* Goal of the exercise
Keep the pictures out and restate every record exactly.

(Data entries)
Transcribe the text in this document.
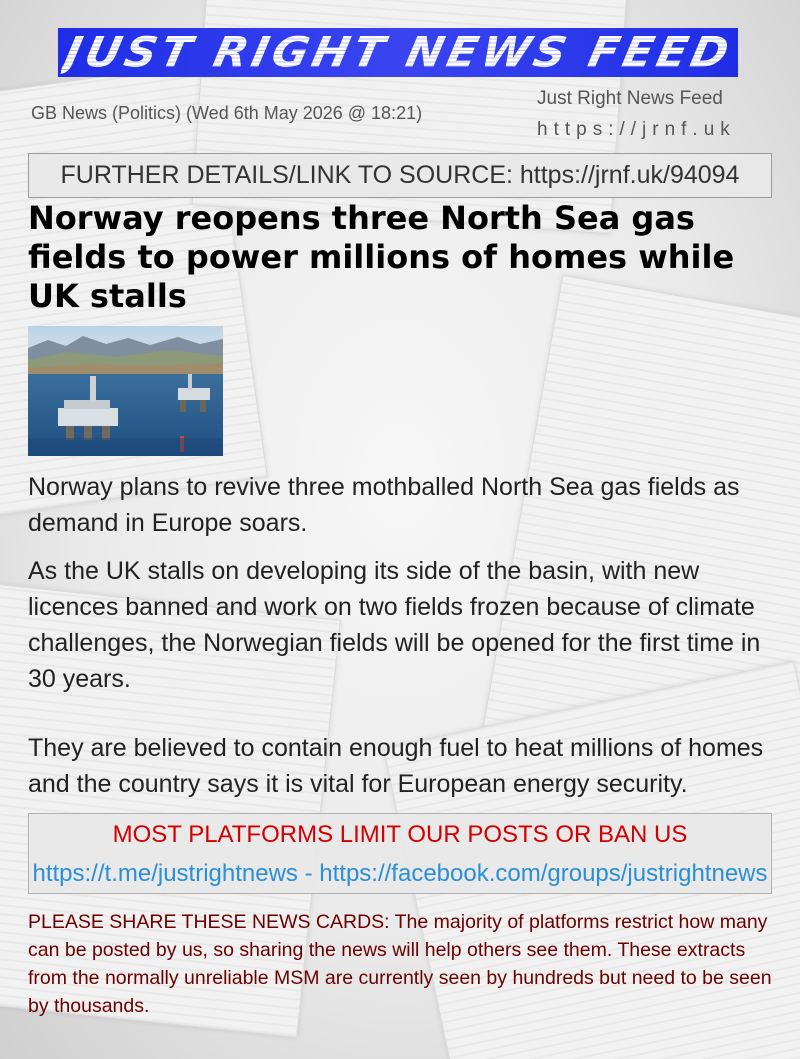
JUST RIGHT NEWS FEED
GB News (Politics) (Wed 6th May 2026 @ 18:21)
Just Right News Feed
https://jrnf.uk
FURTHER DETAILS/LINK TO SOURCE: https://jrnf.uk/94094
Norway reopens three North Sea gas fields to power millions of homes while UK stalls

Norway plans to revive three mothballed North Sea gas fields as demand in Europe soars.

As the UK stalls on developing its side of the basin, with new licences banned and work on two fields frozen because of climate challenges, the Norwegian fields will be opened for the first time in 30 years.

They are believed to contain enough fuel to heat millions of homes and the country says it is vital for European energy security.

MOST PLATFORMS LIMIT OUR POSTS OR BAN US
https://t.me/justrightnews - https://facebook.com/groups/justrightnews

PLEASE SHARE THESE NEWS CARDS: The majority of platforms restrict how many can be posted by us, so sharing the news will help others see them. These extracts from the normally unreliable MSM are currently seen by hundreds but need to be seen by thousands.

* Correct response
Transcribe the text in this document.
JUST RIGHT NEWS FEED
GB News (Politics) (Wed 6th May 2026 @ 18:21)
Just Right News Feed
https://jrnf.uk
FURTHER DETAILS/LINK TO SOURCE: https://jrnf.uk/94094
Norway reopens three North Sea gas fields to power millions of homes while UK stalls

Norway plans to revive three mothballed North Sea gas fields as demand in Europe soars.

As the UK stalls on developing its side of the basin, with new licences banned and work on two fields frozen because of climate challenges, the Norwegian fields will be opened for the first time in 30 years.

They are believed to contain enough fuel to heat millions of homes and the country says it is vital for European energy security.

MOST PLATFORMS LIMIT OUR POSTS OR BAN US
https://t.me/justrightnews - https://facebook.com/groups/justrightnews

PLEASE SHARE THESE NEWS CARDS: The majority of platforms restrict how many can be posted by us, so sharing the news will help others see them. These extracts from the normally unreliable MSM are currently seen by hundreds but need to be seen by thousands.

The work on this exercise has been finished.